WRITTEN EXERCISE:
Determine the number of lines in these entries that hold the word "Mean". Give the number and nothing more.

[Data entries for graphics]
§ §

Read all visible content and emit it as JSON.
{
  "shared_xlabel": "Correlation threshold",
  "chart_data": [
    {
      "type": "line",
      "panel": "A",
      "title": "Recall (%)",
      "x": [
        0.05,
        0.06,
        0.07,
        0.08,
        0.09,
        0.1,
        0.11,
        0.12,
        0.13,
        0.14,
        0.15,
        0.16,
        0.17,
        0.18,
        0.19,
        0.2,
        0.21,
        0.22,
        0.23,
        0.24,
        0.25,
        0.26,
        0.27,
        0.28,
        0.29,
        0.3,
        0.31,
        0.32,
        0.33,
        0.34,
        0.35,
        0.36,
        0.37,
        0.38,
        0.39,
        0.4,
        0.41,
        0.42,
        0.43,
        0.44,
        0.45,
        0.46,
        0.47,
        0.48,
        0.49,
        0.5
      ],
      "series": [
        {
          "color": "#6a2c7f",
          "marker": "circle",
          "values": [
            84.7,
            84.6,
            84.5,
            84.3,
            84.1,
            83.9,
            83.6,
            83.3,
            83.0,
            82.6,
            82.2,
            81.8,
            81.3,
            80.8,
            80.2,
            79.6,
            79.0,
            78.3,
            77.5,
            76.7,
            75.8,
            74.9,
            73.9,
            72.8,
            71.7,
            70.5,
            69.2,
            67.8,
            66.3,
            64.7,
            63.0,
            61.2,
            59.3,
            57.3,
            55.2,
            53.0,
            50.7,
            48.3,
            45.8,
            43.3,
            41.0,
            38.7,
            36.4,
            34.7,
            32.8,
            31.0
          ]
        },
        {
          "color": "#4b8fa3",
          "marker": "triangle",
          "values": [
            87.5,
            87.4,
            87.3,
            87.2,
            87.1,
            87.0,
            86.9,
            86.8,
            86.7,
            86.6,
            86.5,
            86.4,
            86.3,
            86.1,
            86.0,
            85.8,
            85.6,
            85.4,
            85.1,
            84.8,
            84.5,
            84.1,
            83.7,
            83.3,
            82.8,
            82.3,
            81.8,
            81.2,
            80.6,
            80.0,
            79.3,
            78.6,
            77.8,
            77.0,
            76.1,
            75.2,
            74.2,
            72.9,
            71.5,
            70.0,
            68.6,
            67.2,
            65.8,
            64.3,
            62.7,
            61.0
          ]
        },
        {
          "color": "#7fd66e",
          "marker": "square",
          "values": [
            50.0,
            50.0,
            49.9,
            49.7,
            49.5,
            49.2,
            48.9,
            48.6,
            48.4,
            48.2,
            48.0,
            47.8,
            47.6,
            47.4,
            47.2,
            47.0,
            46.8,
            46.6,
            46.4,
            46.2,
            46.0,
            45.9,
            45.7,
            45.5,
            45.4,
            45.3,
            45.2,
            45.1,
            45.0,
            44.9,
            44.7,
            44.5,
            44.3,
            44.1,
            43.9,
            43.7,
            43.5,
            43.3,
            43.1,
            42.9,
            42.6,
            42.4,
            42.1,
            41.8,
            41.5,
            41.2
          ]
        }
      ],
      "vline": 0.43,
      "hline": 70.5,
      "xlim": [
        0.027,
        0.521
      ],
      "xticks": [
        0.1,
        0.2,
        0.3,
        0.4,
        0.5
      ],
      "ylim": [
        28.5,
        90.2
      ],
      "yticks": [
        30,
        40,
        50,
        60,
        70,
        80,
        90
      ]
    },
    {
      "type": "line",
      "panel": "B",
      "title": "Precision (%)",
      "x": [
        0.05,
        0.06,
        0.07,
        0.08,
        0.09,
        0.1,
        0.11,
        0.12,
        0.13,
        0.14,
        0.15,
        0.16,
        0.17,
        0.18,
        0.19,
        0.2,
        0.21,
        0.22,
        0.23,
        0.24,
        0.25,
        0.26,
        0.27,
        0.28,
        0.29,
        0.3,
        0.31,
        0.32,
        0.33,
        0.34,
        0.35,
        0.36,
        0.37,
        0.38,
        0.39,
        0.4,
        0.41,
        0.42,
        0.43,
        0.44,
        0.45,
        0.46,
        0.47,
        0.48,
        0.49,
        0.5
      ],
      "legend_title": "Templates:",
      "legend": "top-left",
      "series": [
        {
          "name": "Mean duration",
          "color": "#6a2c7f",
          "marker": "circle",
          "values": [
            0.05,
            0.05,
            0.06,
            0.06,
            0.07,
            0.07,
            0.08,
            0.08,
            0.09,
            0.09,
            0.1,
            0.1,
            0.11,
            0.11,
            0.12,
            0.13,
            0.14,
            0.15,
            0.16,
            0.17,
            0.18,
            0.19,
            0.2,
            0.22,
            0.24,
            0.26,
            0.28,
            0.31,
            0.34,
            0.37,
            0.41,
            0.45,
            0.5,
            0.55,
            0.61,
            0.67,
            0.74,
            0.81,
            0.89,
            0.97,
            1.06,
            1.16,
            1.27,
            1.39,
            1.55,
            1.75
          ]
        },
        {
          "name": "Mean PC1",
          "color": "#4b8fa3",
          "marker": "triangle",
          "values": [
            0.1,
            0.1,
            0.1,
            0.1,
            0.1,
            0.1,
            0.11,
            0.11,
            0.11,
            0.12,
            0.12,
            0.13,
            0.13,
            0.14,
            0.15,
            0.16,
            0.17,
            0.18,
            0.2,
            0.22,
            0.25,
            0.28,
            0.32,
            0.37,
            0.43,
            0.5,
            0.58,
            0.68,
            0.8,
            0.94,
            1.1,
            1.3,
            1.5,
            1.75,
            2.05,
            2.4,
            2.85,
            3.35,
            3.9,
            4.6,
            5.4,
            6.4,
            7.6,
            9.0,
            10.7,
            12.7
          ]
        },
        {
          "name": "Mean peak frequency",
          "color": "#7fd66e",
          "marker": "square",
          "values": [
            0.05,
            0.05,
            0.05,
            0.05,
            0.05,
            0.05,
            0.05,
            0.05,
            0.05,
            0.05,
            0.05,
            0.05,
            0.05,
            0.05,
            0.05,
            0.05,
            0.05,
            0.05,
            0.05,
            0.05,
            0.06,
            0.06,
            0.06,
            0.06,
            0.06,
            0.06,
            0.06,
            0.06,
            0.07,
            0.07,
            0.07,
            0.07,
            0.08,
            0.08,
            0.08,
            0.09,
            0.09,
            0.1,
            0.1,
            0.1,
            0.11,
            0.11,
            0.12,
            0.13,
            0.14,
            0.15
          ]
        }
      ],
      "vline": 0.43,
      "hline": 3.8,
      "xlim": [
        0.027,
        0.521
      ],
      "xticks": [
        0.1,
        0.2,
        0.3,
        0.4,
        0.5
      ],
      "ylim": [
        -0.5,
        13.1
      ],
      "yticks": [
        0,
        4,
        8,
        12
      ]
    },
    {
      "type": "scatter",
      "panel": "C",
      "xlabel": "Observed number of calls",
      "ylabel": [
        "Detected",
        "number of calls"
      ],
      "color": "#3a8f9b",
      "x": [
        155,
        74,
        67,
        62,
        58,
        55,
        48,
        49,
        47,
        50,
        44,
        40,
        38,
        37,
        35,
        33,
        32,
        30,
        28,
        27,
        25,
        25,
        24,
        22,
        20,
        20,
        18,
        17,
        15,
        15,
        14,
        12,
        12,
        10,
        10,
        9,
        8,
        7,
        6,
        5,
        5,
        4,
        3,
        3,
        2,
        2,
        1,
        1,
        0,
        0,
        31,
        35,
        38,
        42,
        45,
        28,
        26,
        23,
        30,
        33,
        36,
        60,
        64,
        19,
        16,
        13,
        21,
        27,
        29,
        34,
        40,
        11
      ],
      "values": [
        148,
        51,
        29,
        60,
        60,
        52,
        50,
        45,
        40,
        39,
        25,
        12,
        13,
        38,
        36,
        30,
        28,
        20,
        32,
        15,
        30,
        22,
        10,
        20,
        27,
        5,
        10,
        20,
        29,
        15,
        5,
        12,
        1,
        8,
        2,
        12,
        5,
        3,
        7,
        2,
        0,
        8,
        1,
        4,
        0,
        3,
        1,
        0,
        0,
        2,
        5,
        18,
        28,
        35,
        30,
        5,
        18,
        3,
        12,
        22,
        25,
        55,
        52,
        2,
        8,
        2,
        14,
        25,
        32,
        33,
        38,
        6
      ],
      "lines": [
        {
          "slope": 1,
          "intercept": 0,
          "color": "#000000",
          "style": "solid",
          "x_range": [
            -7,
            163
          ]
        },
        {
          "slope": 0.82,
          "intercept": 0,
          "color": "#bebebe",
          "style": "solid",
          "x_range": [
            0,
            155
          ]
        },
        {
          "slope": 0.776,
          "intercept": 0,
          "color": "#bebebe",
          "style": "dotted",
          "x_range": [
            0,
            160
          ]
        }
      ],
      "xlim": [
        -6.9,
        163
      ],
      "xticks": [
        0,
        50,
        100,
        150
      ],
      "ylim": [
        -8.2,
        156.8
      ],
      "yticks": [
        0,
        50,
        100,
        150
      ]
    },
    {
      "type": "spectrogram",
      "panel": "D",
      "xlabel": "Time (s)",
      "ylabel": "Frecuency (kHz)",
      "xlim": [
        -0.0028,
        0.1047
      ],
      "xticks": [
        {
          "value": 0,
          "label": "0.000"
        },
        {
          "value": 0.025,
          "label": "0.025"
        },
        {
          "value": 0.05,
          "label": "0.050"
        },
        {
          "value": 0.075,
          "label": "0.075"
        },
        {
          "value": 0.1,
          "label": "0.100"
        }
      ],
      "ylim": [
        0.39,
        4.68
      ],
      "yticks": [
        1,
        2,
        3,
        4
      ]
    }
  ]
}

§ §

FULL SOLUTION:
3